#### [Written problem]
Return every record exactly as written.

#### [Entries]
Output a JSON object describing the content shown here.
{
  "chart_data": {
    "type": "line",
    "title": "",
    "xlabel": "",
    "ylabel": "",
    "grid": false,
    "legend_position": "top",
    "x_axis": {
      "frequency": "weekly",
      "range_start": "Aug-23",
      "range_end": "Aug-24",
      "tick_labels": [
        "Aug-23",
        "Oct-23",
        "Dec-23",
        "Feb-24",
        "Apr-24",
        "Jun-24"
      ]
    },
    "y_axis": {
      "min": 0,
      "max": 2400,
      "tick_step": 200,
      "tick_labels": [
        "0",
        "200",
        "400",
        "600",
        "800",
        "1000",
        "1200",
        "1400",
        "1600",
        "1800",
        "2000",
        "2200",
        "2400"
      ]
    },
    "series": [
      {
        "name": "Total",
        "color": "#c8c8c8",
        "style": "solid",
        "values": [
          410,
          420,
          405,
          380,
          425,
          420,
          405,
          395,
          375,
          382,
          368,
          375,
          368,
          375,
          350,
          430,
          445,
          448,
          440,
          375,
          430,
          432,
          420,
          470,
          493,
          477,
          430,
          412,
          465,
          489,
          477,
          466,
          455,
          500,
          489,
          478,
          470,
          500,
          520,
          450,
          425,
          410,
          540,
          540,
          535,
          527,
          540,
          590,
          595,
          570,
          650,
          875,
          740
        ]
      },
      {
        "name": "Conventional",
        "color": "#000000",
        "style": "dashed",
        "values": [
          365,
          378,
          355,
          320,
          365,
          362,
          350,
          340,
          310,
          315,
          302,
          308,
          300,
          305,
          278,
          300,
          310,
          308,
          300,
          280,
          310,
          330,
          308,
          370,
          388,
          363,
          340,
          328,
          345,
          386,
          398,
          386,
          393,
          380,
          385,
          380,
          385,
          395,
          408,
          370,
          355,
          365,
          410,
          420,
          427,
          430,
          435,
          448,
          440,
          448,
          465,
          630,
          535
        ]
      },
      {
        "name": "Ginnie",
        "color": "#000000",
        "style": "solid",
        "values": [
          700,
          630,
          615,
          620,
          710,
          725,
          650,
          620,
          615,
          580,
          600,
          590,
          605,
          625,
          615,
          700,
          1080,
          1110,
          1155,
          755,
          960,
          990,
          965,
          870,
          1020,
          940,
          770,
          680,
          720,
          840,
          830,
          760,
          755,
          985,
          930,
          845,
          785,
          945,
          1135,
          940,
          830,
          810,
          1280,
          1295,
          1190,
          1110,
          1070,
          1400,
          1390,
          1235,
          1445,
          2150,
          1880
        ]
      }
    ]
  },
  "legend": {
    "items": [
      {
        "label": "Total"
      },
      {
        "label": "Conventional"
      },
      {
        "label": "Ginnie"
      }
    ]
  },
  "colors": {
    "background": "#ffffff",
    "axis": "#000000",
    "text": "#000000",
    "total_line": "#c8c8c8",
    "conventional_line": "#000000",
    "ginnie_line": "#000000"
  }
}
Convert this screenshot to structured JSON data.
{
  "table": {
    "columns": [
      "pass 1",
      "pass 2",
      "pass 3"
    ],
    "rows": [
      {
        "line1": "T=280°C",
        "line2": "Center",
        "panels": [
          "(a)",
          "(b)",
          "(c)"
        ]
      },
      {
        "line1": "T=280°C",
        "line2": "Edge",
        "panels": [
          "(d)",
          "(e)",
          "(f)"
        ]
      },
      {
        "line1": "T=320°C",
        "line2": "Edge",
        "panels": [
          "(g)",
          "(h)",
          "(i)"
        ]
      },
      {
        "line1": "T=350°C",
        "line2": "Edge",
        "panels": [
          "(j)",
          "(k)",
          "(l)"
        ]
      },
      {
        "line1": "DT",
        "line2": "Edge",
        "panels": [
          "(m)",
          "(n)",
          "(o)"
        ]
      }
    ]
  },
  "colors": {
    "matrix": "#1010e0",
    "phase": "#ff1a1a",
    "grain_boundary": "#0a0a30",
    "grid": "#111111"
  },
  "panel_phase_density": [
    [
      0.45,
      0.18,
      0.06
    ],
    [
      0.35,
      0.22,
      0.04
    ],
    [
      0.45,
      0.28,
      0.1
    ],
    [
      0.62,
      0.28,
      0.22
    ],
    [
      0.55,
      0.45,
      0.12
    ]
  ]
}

#### [Output of the task]
Output a JSON object describing the content shown here.
{
  "chart_data": {
    "type": "line",
    "title": "",
    "xlabel": "",
    "ylabel": "",
    "grid": false,
    "legend_position": "top",
    "x_axis": {
      "frequency": "weekly",
      "range_start": "Aug-23",
      "range_end": "Aug-24",
      "tick_labels": [
        "Aug-23",
        "Oct-23",
        "Dec-23",
        "Feb-24",
        "Apr-24",
        "Jun-24"
      ]
    },
    "y_axis": {
      "min": 0,
      "max": 2400,
      "tick_step": 200,
      "tick_labels": [
        "0",
        "200",
        "400",
        "600",
        "800",
        "1000",
        "1200",
        "1400",
        "1600",
        "1800",
        "2000",
        "2200",
        "2400"
      ]
    },
    "series": [
      {
        "name": "Total",
        "color": "#c8c8c8",
        "style": "solid",
        "values": [
          410,
          420,
          405,
          380,
          425,
          420,
          405,
          395,
          375,
          382,
          368,
          375,
          368,
          375,
          350,
          430,
          445,
          448,
          440,
          375,
          430,
          432,
          420,
          470,
          493,
          477,
          430,
          412,
          465,
          489,
          477,
          466,
          455,
          500,
          489,
          478,
          470,
          500,
          520,
          450,
          425,
          410,
          540,
          540,
          535,
          527,
          540,
          590,
          595,
          570,
          650,
          875,
          740
        ]
      },
      {
        "name": "Conventional",
        "color": "#000000",
        "style": "dashed",
        "values": [
          365,
          378,
          355,
          320,
          365,
          362,
          350,
          340,
          310,
          315,
          302,
          308,
          300,
          305,
          278,
          300,
          310,
          308,
          300,
          280,
          310,
          330,
          308,
          370,
          388,
          363,
          340,
          328,
          345,
          386,
          398,
          386,
          393,
          380,
          385,
          380,
          385,
          395,
          408,
          370,
          355,
          365,
          410,
          420,
          427,
          430,
          435,
          448,
          440,
          448,
          465,
          630,
          535
        ]
      },
      {
        "name": "Ginnie",
        "color": "#000000",
        "style": "solid",
        "values": [
          700,
          630,
          615,
          620,
          710,
          725,
          650,
          620,
          615,
          580,
          600,
          590,
          605,
          625,
          615,
          700,
          1080,
          1110,
          1155,
          755,
          960,
          990,
          965,
          870,
          1020,
          940,
          770,
          680,
          720,
          840,
          830,
          760,
          755,
          985,
          930,
          845,
          785,
          945,
          1135,
          940,
          830,
          810,
          1280,
          1295,
          1190,
          1110,
          1070,
          1400,
          1390,
          1235,
          1445,
          2150,
          1880
        ]
      }
    ]
  },
  "legend": {
    "items": [
      {
        "label": "Total"
      },
      {
        "label": "Conventional"
      },
      {
        "label": "Ginnie"
      }
    ]
  },
  "colors": {
    "background": "#ffffff",
    "axis": "#000000",
    "text": "#000000",
    "total_line": "#c8c8c8",
    "conventional_line": "#000000",
    "ginnie_line": "#000000"
  }
}
Convert this screenshot to structured JSON data.
{
  "table": {
    "columns": [
      "pass 1",
      "pass 2",
      "pass 3"
    ],
    "rows": [
      {
        "line1": "T=280°C",
        "line2": "Center",
        "panels": [
          "(a)",
          "(b)",
          "(c)"
        ]
      },
      {
        "line1": "T=280°C",
        "line2": "Edge",
        "panels": [
          "(d)",
          "(e)",
          "(f)"
        ]
      },
      {
        "line1": "T=320°C",
        "line2": "Edge",
        "panels": [
          "(g)",
          "(h)",
          "(i)"
        ]
      },
      {
        "line1": "T=350°C",
        "line2": "Edge",
        "panels": [
          "(j)",
          "(k)",
          "(l)"
        ]
      },
      {
        "line1": "DT",
        "line2": "Edge",
        "panels": [
          "(m)",
          "(n)",
          "(o)"
        ]
      }
    ]
  },
  "colors": {
    "matrix": "#1010e0",
    "phase": "#ff1a1a",
    "grain_boundary": "#0a0a30",
    "grid": "#111111"
  },
  "panel_phase_density": [
    [
      0.45,
      0.18,
      0.06
    ],
    [
      0.35,
      0.22,
      0.04
    ],
    [
      0.45,
      0.28,
      0.1
    ],
    [
      0.62,
      0.28,
      0.22
    ],
    [
      0.55,
      0.45,
      0.12
    ]
  ]
}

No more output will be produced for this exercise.